SHORT EXERCISE: Pull out every line below holding the word "this".

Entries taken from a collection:
┌──

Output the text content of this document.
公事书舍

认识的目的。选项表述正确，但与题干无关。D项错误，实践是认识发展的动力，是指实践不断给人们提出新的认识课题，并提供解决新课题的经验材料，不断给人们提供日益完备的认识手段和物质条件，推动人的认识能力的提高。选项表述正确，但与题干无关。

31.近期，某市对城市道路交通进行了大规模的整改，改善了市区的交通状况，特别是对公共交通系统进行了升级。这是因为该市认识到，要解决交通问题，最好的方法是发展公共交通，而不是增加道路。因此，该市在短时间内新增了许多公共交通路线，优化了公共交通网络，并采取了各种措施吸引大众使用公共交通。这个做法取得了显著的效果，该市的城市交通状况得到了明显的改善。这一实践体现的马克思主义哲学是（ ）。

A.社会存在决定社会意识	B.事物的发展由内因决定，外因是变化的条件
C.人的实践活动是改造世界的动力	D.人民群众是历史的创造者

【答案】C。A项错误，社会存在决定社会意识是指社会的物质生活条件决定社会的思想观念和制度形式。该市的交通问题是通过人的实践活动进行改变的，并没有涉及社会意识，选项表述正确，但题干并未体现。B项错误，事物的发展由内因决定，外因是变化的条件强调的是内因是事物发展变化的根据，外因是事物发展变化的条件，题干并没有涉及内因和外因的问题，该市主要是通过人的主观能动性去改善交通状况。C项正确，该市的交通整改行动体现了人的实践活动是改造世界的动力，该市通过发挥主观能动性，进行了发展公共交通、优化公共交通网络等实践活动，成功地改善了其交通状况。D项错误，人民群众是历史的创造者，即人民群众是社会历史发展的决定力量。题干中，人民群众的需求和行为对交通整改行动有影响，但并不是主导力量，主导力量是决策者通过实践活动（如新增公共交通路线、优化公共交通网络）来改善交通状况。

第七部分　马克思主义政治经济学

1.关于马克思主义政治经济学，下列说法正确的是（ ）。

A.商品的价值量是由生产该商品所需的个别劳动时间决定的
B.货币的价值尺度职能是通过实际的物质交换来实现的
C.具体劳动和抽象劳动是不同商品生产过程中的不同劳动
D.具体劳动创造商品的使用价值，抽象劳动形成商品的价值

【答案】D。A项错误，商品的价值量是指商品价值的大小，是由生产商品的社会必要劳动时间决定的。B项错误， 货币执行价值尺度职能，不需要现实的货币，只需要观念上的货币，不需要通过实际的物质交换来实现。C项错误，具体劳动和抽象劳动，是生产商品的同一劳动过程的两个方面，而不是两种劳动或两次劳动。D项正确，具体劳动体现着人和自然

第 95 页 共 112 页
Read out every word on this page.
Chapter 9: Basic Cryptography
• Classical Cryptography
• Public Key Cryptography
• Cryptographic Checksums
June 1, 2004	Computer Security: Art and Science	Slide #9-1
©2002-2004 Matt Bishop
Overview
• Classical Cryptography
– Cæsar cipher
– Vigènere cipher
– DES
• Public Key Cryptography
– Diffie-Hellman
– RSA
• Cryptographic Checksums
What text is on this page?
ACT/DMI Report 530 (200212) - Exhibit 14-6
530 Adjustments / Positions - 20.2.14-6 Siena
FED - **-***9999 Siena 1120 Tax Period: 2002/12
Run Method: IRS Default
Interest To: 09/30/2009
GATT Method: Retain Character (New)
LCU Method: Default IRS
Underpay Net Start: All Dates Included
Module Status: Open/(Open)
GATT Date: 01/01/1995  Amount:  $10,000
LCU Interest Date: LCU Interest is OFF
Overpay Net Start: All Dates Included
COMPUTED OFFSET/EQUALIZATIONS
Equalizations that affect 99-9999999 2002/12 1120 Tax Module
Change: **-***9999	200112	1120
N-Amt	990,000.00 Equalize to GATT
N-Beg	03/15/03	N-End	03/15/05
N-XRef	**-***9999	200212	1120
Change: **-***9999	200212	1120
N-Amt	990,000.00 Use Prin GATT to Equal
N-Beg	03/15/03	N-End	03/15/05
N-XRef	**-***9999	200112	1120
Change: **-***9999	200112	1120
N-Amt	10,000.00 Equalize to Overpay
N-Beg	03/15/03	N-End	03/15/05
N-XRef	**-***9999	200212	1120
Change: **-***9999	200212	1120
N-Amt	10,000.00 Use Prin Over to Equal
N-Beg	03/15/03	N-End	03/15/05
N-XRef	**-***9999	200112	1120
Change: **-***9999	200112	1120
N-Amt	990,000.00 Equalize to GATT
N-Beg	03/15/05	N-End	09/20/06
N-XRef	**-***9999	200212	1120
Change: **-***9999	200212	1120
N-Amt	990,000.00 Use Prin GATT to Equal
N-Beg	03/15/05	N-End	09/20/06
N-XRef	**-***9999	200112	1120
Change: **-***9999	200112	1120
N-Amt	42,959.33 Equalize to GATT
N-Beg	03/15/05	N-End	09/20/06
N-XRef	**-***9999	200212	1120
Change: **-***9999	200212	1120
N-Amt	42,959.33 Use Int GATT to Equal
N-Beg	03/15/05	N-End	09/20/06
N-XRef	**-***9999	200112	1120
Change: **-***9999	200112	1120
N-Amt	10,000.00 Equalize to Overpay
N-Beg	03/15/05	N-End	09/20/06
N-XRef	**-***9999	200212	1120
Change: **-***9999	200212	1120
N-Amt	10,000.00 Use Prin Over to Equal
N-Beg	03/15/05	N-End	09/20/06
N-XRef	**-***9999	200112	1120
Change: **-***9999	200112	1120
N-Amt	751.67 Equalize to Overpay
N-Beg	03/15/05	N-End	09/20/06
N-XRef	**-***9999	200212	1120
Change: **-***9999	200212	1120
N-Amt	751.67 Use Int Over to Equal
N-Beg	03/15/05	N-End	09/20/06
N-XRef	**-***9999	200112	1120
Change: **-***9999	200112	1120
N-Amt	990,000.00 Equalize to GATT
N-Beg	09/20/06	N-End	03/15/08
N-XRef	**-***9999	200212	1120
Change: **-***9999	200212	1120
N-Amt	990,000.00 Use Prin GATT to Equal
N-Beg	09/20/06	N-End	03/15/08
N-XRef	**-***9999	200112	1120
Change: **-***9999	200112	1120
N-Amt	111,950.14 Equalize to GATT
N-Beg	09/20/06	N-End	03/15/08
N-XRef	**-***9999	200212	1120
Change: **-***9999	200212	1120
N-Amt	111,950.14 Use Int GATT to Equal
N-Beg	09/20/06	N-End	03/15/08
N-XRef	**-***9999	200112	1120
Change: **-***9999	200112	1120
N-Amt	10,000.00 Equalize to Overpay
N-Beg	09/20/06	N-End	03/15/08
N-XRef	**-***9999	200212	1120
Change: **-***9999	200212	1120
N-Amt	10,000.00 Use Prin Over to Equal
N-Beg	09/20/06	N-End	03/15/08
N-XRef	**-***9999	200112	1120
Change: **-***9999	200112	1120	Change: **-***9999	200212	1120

└──

COMPLETE OUTPUT:
Output the text content of this document.
Read out every word on this page.
What text is on this page?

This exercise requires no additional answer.